[Extracted records]
(begin)

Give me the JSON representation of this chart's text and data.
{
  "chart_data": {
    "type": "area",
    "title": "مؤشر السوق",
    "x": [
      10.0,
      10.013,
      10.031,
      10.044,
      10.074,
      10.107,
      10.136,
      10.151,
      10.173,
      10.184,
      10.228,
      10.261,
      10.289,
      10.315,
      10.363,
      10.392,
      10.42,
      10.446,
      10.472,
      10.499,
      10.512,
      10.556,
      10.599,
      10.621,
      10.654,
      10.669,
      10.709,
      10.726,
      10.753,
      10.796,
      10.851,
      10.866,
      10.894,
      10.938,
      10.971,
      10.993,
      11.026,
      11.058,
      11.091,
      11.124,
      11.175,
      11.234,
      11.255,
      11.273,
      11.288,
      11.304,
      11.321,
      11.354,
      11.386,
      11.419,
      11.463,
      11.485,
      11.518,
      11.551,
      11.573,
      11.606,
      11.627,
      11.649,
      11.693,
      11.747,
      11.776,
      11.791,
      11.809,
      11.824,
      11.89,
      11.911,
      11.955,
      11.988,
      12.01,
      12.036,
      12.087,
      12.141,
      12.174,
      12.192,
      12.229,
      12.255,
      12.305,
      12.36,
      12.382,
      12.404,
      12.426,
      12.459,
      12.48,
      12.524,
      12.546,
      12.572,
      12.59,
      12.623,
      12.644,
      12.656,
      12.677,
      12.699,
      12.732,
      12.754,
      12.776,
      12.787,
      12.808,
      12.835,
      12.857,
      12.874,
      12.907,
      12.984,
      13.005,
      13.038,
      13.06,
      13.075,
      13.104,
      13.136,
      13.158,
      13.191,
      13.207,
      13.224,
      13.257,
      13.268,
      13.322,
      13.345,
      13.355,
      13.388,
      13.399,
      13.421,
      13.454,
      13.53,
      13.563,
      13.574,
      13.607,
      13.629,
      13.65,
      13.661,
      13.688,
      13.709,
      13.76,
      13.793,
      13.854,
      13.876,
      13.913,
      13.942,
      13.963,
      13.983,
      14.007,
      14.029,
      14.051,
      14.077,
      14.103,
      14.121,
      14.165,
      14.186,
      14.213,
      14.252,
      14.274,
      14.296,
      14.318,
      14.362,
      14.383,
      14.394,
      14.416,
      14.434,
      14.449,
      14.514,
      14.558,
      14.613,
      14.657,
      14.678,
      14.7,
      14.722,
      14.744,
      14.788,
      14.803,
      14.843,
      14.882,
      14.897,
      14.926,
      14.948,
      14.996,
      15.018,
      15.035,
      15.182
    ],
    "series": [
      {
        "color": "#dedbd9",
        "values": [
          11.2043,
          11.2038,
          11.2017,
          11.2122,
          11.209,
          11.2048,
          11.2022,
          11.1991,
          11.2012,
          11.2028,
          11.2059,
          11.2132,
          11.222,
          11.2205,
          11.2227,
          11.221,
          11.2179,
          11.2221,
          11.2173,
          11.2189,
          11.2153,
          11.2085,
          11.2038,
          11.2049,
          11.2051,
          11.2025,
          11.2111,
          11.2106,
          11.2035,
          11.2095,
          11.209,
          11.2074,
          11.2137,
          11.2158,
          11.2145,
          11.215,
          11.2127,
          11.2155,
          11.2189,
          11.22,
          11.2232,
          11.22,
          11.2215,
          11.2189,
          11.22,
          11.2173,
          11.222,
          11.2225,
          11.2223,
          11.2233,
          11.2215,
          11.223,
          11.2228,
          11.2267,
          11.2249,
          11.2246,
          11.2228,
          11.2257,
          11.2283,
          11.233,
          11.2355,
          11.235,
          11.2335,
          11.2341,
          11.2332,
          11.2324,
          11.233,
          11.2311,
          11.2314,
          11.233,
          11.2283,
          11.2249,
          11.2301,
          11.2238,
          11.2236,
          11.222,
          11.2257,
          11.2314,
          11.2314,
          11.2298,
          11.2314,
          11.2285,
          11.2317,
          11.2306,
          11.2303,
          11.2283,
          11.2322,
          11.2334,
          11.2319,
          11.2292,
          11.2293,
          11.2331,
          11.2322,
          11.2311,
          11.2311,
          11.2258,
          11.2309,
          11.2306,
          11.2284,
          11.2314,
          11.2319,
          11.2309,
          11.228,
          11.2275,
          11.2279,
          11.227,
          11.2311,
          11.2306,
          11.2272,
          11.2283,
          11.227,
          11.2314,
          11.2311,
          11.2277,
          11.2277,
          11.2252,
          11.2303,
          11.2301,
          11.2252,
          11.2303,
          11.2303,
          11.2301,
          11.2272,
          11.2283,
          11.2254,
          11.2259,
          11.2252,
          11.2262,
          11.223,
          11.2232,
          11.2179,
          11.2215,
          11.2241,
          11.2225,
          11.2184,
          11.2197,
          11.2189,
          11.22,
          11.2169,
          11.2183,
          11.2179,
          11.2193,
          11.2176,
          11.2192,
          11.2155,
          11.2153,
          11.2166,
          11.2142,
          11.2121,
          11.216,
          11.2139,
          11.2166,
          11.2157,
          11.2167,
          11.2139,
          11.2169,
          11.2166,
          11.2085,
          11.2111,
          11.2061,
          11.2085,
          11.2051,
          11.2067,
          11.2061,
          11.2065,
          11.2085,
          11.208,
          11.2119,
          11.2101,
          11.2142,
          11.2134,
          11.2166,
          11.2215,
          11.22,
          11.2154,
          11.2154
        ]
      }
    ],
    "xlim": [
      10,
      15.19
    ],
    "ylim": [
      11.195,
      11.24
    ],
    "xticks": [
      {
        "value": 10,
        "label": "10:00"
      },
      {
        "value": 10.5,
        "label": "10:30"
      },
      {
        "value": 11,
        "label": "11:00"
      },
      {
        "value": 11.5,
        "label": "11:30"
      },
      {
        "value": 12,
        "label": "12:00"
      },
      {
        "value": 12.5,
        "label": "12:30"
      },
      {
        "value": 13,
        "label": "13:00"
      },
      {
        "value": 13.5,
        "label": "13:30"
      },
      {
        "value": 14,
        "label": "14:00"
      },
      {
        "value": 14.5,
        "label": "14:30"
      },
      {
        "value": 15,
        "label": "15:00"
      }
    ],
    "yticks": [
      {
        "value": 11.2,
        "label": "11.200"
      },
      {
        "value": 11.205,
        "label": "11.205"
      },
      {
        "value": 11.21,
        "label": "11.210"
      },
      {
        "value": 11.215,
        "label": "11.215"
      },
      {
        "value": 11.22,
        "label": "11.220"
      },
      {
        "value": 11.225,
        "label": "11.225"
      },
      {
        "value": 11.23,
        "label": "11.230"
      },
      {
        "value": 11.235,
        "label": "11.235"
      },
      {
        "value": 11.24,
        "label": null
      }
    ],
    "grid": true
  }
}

(end)

Print out the whole listing exactly as it appears.

Give me the JSON representation of this chart's text and data.
{
  "chart_data": {
    "type": "area",
    "title": "مؤشر السوق",
    "x": [
      10.0,
      10.013,
      10.031,
      10.044,
      10.074,
      10.107,
      10.136,
      10.151,
      10.173,
      10.184,
      10.228,
      10.261,
      10.289,
      10.315,
      10.363,
      10.392,
      10.42,
      10.446,
      10.472,
      10.499,
      10.512,
      10.556,
      10.599,
      10.621,
      10.654,
      10.669,
      10.709,
      10.726,
      10.753,
      10.796,
      10.851,
      10.866,
      10.894,
      10.938,
      10.971,
      10.993,
      11.026,
      11.058,
      11.091,
      11.124,
      11.175,
      11.234,
      11.255,
      11.273,
      11.288,
      11.304,
      11.321,
      11.354,
      11.386,
      11.419,
      11.463,
      11.485,
      11.518,
      11.551,
      11.573,
      11.606,
      11.627,
      11.649,
      11.693,
      11.747,
      11.776,
      11.791,
      11.809,
      11.824,
      11.89,
      11.911,
      11.955,
      11.988,
      12.01,
      12.036,
      12.087,
      12.141,
      12.174,
      12.192,
      12.229,
      12.255,
      12.305,
      12.36,
      12.382,
      12.404,
      12.426,
      12.459,
      12.48,
      12.524,
      12.546,
      12.572,
      12.59,
      12.623,
      12.644,
      12.656,
      12.677,
      12.699,
      12.732,
      12.754,
      12.776,
      12.787,
      12.808,
      12.835,
      12.857,
      12.874,
      12.907,
      12.984,
      13.005,
      13.038,
      13.06,
      13.075,
      13.104,
      13.136,
      13.158,
      13.191,
      13.207,
      13.224,
      13.257,
      13.268,
      13.322,
      13.345,
      13.355,
      13.388,
      13.399,
      13.421,
      13.454,
      13.53,
      13.563,
      13.574,
      13.607,
      13.629,
      13.65,
      13.661,
      13.688,
      13.709,
      13.76,
      13.793,
      13.854,
      13.876,
      13.913,
      13.942,
      13.963,
      13.983,
      14.007,
      14.029,
      14.051,
      14.077,
      14.103,
      14.121,
      14.165,
      14.186,
      14.213,
      14.252,
      14.274,
      14.296,
      14.318,
      14.362,
      14.383,
      14.394,
      14.416,
      14.434,
      14.449,
      14.514,
      14.558,
      14.613,
      14.657,
      14.678,
      14.7,
      14.722,
      14.744,
      14.788,
      14.803,
      14.843,
      14.882,
      14.897,
      14.926,
      14.948,
      14.996,
      15.018,
      15.035,
      15.182
    ],
    "series": [
      {
        "color": "#dedbd9",
        "values": [
          11.2043,
          11.2038,
          11.2017,
          11.2122,
          11.209,
          11.2048,
          11.2022,
          11.1991,
          11.2012,
          11.2028,
          11.2059,
          11.2132,
          11.222,
          11.2205,
          11.2227,
          11.221,
          11.2179,
          11.2221,
          11.2173,
          11.2189,
          11.2153,
          11.2085,
          11.2038,
          11.2049,
          11.2051,
          11.2025,
          11.2111,
          11.2106,
          11.2035,
          11.2095,
          11.209,
          11.2074,
          11.2137,
          11.2158,
          11.2145,
          11.215,
          11.2127,
          11.2155,
          11.2189,
          11.22,
          11.2232,
          11.22,
          11.2215,
          11.2189,
          11.22,
          11.2173,
          11.222,
          11.2225,
          11.2223,
          11.2233,
          11.2215,
          11.223,
          11.2228,
          11.2267,
          11.2249,
          11.2246,
          11.2228,
          11.2257,
          11.2283,
          11.233,
          11.2355,
          11.235,
          11.2335,
          11.2341,
          11.2332,
          11.2324,
          11.233,
          11.2311,
          11.2314,
          11.233,
          11.2283,
          11.2249,
          11.2301,
          11.2238,
          11.2236,
          11.222,
          11.2257,
          11.2314,
          11.2314,
          11.2298,
          11.2314,
          11.2285,
          11.2317,
          11.2306,
          11.2303,
          11.2283,
          11.2322,
          11.2334,
          11.2319,
          11.2292,
          11.2293,
          11.2331,
          11.2322,
          11.2311,
          11.2311,
          11.2258,
          11.2309,
          11.2306,
          11.2284,
          11.2314,
          11.2319,
          11.2309,
          11.228,
          11.2275,
          11.2279,
          11.227,
          11.2311,
          11.2306,
          11.2272,
          11.2283,
          11.227,
          11.2314,
          11.2311,
          11.2277,
          11.2277,
          11.2252,
          11.2303,
          11.2301,
          11.2252,
          11.2303,
          11.2303,
          11.2301,
          11.2272,
          11.2283,
          11.2254,
          11.2259,
          11.2252,
          11.2262,
          11.223,
          11.2232,
          11.2179,
          11.2215,
          11.2241,
          11.2225,
          11.2184,
          11.2197,
          11.2189,
          11.22,
          11.2169,
          11.2183,
          11.2179,
          11.2193,
          11.2176,
          11.2192,
          11.2155,
          11.2153,
          11.2166,
          11.2142,
          11.2121,
          11.216,
          11.2139,
          11.2166,
          11.2157,
          11.2167,
          11.2139,
          11.2169,
          11.2166,
          11.2085,
          11.2111,
          11.2061,
          11.2085,
          11.2051,
          11.2067,
          11.2061,
          11.2065,
          11.2085,
          11.208,
          11.2119,
          11.2101,
          11.2142,
          11.2134,
          11.2166,
          11.2215,
          11.22,
          11.2154,
          11.2154
        ]
      }
    ],
    "xlim": [
      10,
      15.19
    ],
    "ylim": [
      11.195,
      11.24
    ],
    "xticks": [
      {
        "value": 10,
        "label": "10:00"
      },
      {
        "value": 10.5,
        "label": "10:30"
      },
      {
        "value": 11,
        "label": "11:00"
      },
      {
        "value": 11.5,
        "label": "11:30"
      },
      {
        "value": 12,
        "label": "12:00"
      },
      {
        "value": 12.5,
        "label": "12:30"
      },
      {
        "value": 13,
        "label": "13:00"
      },
      {
        "value": 13.5,
        "label": "13:30"
      },
      {
        "value": 14,
        "label": "14:00"
      },
      {
        "value": 14.5,
        "label": "14:30"
      },
      {
        "value": 15,
        "label": "15:00"
      }
    ],
    "yticks": [
      {
        "value": 11.2,
        "label": "11.200"
      },
      {
        "value": 11.205,
        "label": "11.205"
      },
      {
        "value": 11.21,
        "label": "11.210"
      },
      {
        "value": 11.215,
        "label": "11.215"
      },
      {
        "value": 11.22,
        "label": "11.220"
      },
      {
        "value": 11.225,
        "label": "11.225"
      },
      {
        "value": 11.23,
        "label": "11.230"
      },
      {
        "value": 11.235,
        "label": "11.235"
      },
      {
        "value": 11.24,
        "label": null
      }
    ],
    "grid": true
  }
}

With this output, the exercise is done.